→ Instruction
Select every line below containing the word "deste".

→ Entries shown

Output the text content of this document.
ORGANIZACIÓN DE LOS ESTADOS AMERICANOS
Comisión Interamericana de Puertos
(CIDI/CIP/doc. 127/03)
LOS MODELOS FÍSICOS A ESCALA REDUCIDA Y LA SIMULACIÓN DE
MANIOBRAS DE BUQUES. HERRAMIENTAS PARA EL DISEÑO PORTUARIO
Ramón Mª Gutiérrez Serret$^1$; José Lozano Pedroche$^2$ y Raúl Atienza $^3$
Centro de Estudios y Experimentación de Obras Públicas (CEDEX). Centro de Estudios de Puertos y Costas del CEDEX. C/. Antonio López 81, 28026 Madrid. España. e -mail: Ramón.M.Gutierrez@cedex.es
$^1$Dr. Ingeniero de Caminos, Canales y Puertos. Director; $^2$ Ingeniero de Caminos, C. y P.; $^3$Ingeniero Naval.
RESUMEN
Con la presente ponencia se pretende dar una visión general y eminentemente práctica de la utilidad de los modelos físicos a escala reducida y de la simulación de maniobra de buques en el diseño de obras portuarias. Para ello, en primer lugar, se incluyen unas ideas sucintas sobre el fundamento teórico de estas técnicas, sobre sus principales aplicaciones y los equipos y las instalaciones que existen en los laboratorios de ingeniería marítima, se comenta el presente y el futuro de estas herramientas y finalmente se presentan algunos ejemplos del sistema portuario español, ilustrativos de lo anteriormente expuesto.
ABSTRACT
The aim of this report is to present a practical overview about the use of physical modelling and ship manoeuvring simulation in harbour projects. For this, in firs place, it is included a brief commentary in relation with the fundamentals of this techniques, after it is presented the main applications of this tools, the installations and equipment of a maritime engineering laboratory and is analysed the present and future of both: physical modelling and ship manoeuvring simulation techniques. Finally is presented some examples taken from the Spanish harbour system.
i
--
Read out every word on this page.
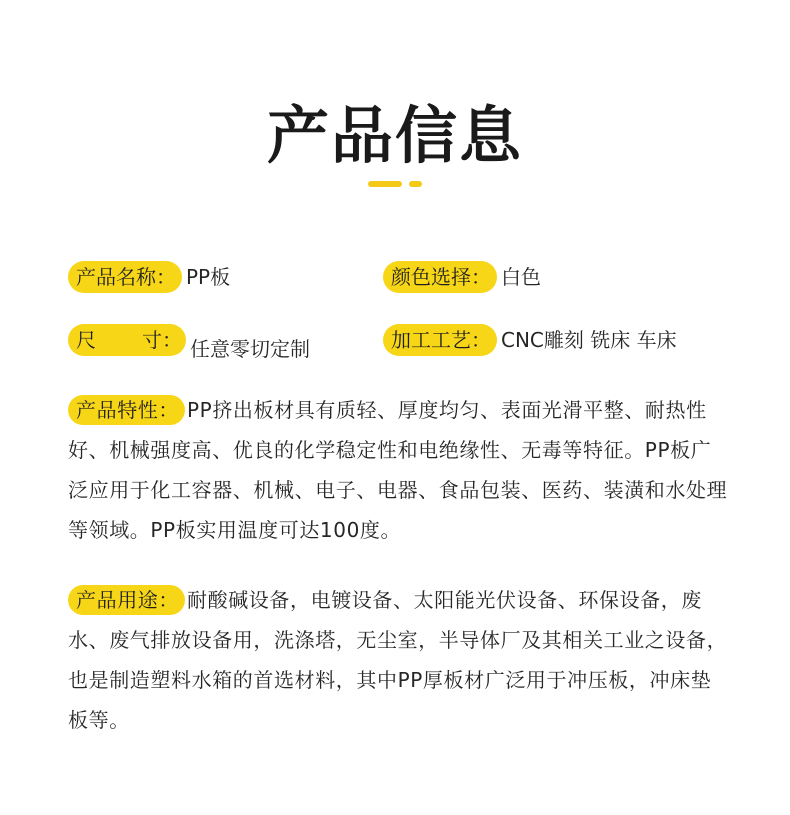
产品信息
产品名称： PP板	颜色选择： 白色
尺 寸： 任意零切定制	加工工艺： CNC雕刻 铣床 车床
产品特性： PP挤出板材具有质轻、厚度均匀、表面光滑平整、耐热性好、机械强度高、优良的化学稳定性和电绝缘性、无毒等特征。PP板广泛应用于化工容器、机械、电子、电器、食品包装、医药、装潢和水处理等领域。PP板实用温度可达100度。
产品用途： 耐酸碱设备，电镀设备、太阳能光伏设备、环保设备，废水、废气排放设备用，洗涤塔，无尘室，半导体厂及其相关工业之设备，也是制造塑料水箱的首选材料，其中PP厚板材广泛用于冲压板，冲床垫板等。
---
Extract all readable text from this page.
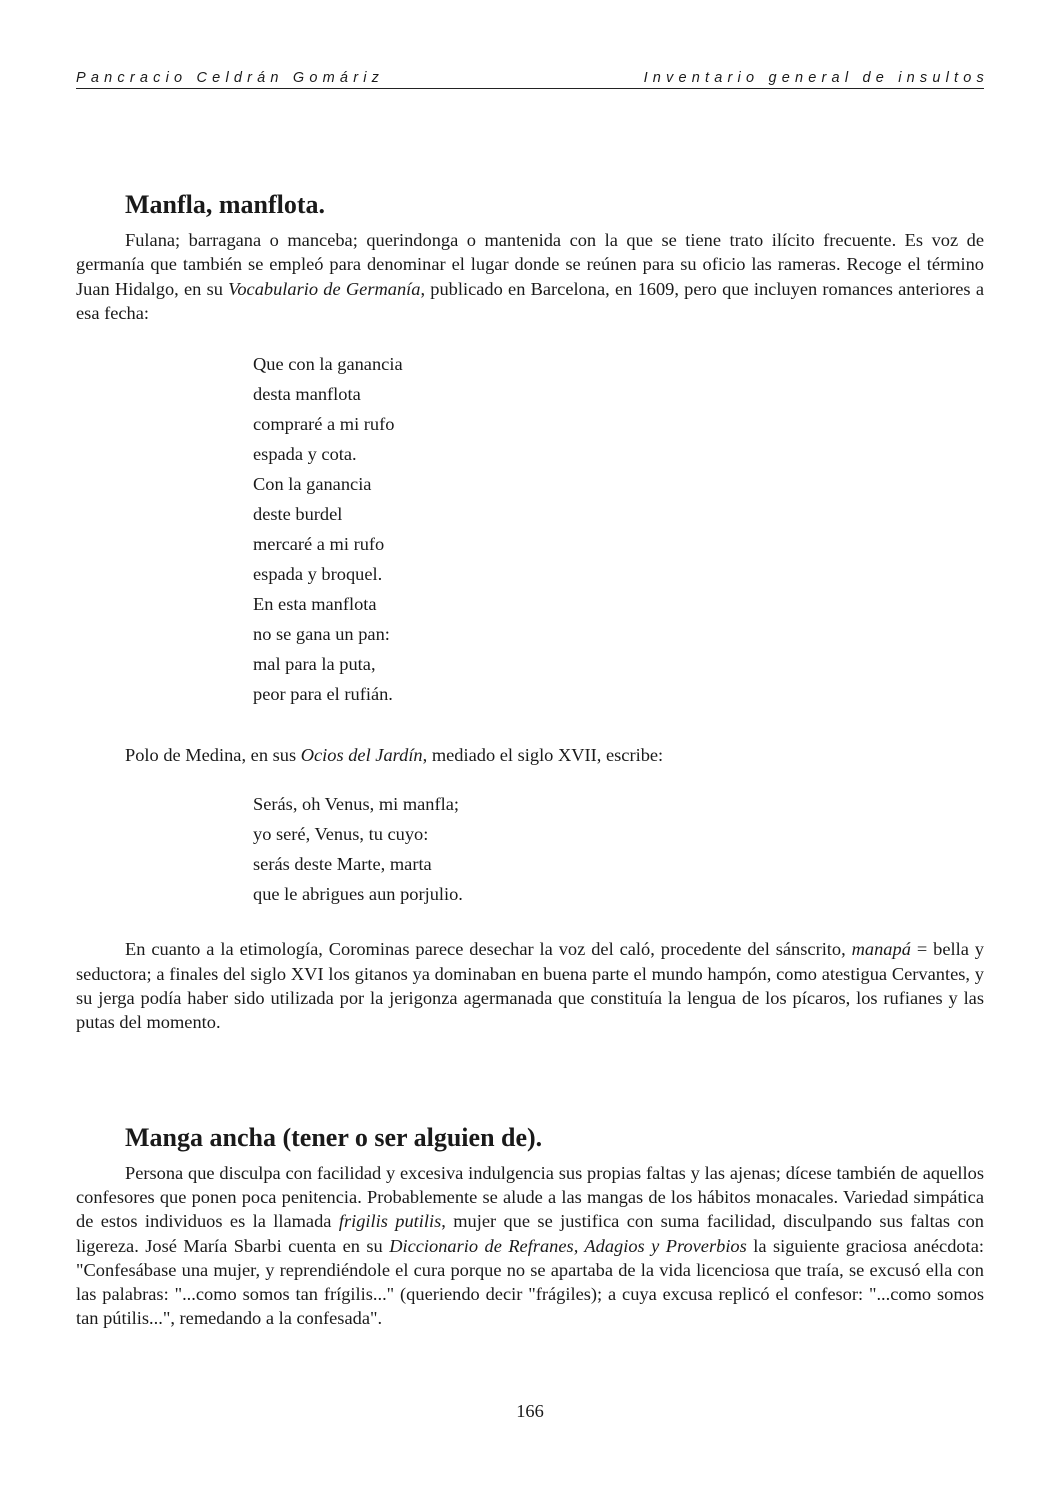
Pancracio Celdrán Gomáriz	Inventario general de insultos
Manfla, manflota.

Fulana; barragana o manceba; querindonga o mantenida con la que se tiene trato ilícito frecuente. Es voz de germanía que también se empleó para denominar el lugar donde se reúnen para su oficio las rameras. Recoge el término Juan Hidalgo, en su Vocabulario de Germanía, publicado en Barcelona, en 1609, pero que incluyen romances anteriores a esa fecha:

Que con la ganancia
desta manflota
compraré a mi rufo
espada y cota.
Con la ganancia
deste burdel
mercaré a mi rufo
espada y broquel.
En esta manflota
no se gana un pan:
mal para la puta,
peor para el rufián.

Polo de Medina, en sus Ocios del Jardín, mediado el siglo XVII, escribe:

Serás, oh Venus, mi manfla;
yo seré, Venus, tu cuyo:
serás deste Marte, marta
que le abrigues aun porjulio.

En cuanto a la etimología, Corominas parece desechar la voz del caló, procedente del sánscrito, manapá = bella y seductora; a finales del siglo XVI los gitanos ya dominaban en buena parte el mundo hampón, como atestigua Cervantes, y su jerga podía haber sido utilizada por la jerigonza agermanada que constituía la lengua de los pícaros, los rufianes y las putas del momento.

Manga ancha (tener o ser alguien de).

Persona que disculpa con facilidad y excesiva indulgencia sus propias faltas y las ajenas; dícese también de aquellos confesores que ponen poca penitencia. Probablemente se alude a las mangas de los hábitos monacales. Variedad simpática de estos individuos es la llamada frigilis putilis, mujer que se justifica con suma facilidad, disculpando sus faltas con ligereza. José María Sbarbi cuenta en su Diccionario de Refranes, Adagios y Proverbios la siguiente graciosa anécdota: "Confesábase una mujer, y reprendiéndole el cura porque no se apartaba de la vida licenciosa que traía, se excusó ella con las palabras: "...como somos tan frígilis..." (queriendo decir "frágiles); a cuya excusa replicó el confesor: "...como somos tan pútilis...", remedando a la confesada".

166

→ Solution to the exercise
deste burdel
serás deste Marte, marta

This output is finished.